> DATA IN THIS EXERCISE
_ _ _ _
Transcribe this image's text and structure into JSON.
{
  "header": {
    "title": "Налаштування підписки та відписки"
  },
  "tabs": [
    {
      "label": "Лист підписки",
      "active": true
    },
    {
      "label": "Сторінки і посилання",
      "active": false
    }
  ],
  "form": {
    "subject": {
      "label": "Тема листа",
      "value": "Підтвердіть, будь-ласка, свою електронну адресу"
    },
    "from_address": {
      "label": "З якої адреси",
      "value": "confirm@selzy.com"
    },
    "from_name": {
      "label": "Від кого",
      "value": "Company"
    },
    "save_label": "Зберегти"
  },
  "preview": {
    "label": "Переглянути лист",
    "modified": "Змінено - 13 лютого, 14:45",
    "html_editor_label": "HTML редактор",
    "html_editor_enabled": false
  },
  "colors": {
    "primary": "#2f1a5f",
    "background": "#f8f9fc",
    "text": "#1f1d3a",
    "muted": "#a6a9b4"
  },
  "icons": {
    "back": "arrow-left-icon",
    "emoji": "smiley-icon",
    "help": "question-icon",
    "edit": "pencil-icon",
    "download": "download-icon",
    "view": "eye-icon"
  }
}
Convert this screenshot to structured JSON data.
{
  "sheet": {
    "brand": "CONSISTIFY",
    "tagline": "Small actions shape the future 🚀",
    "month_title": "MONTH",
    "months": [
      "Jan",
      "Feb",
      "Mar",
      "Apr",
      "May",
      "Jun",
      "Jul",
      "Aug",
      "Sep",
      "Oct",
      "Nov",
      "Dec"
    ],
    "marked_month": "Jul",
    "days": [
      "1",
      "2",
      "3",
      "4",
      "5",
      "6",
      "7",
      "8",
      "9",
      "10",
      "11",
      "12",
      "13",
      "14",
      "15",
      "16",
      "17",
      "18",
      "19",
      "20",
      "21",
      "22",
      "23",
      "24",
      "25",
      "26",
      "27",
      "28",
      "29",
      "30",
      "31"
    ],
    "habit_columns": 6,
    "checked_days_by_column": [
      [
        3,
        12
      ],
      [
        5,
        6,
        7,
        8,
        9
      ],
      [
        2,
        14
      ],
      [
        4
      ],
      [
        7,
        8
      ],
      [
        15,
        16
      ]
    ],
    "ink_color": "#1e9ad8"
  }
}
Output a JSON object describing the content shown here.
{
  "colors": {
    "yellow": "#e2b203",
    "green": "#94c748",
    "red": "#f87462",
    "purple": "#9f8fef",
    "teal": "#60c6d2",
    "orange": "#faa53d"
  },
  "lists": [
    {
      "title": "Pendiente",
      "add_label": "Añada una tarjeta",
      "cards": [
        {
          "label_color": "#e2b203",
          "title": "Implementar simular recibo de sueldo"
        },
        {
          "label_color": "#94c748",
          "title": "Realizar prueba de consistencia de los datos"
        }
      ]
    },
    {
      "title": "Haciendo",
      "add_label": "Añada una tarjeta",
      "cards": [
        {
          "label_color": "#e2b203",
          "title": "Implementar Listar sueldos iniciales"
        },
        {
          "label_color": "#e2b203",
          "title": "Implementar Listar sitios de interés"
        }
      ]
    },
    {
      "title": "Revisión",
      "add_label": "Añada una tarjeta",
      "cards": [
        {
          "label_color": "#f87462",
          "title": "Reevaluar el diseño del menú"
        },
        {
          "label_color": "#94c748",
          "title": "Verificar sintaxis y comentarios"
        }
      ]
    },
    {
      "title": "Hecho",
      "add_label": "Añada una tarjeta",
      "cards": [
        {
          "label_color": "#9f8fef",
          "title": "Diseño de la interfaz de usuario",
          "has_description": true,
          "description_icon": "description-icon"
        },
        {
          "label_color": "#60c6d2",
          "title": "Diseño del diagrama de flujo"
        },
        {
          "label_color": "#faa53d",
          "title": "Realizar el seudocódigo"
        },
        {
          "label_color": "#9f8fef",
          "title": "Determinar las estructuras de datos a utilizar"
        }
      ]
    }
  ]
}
_ _ _ _
> EXERCISE TASK
Write out the entries above word for word.

> FULL ANSWER
Transcribe this image's text and structure into JSON.
{
  "header": {
    "title": "Налаштування підписки та відписки"
  },
  "tabs": [
    {
      "label": "Лист підписки",
      "active": true
    },
    {
      "label": "Сторінки і посилання",
      "active": false
    }
  ],
  "form": {
    "subject": {
      "label": "Тема листа",
      "value": "Підтвердіть, будь-ласка, свою електронну адресу"
    },
    "from_address": {
      "label": "З якої адреси",
      "value": "confirm@selzy.com"
    },
    "from_name": {
      "label": "Від кого",
      "value": "Company"
    },
    "save_label": "Зберегти"
  },
  "preview": {
    "label": "Переглянути лист",
    "modified": "Змінено - 13 лютого, 14:45",
    "html_editor_label": "HTML редактор",
    "html_editor_enabled": false
  },
  "colors": {
    "primary": "#2f1a5f",
    "background": "#f8f9fc",
    "text": "#1f1d3a",
    "muted": "#a6a9b4"
  },
  "icons": {
    "back": "arrow-left-icon",
    "emoji": "smiley-icon",
    "help": "question-icon",
    "edit": "pencil-icon",
    "download": "download-icon",
    "view": "eye-icon"
  }
}
Convert this screenshot to structured JSON data.
{
  "sheet": {
    "brand": "CONSISTIFY",
    "tagline": "Small actions shape the future 🚀",
    "month_title": "MONTH",
    "months": [
      "Jan",
      "Feb",
      "Mar",
      "Apr",
      "May",
      "Jun",
      "Jul",
      "Aug",
      "Sep",
      "Oct",
      "Nov",
      "Dec"
    ],
    "marked_month": "Jul",
    "days": [
      "1",
      "2",
      "3",
      "4",
      "5",
      "6",
      "7",
      "8",
      "9",
      "10",
      "11",
      "12",
      "13",
      "14",
      "15",
      "16",
      "17",
      "18",
      "19",
      "20",
      "21",
      "22",
      "23",
      "24",
      "25",
      "26",
      "27",
      "28",
      "29",
      "30",
      "31"
    ],
    "habit_columns": 6,
    "checked_days_by_column": [
      [
        3,
        12
      ],
      [
        5,
        6,
        7,
        8,
        9
      ],
      [
        2,
        14
      ],
      [
        4
      ],
      [
        7,
        8
      ],
      [
        15,
        16
      ]
    ],
    "ink_color": "#1e9ad8"
  }
}
Output a JSON object describing the content shown here.
{
  "colors": {
    "yellow": "#e2b203",
    "green": "#94c748",
    "red": "#f87462",
    "purple": "#9f8fef",
    "teal": "#60c6d2",
    "orange": "#faa53d"
  },
  "lists": [
    {
      "title": "Pendiente",
      "add_label": "Añada una tarjeta",
      "cards": [
        {
          "label_color": "#e2b203",
          "title": "Implementar simular recibo de sueldo"
        },
        {
          "label_color": "#94c748",
          "title": "Realizar prueba de consistencia de los datos"
        }
      ]
    },
    {
      "title": "Haciendo",
      "add_label": "Añada una tarjeta",
      "cards": [
        {
          "label_color": "#e2b203",
          "title": "Implementar Listar sueldos iniciales"
        },
        {
          "label_color": "#e2b203",
          "title": "Implementar Listar sitios de interés"
        }
      ]
    },
    {
      "title": "Revisión",
      "add_label": "Añada una tarjeta",
      "cards": [
        {
          "label_color": "#f87462",
          "title": "Reevaluar el diseño del menú"
        },
        {
          "label_color": "#94c748",
          "title": "Verificar sintaxis y comentarios"
        }
      ]
    },
    {
      "title": "Hecho",
      "add_label": "Añada una tarjeta",
      "cards": [
        {
          "label_color": "#9f8fef",
          "title": "Diseño de la interfaz de usuario",
          "has_description": true,
          "description_icon": "description-icon"
        },
        {
          "label_color": "#60c6d2",
          "title": "Diseño del diagrama de flujo"
        },
        {
          "label_color": "#faa53d",
          "title": "Realizar el seudocódigo"
        },
        {
          "label_color": "#9f8fef",
          "title": "Determinar las estructuras de datos a utilizar"
        }
      ]
    }
  ]
}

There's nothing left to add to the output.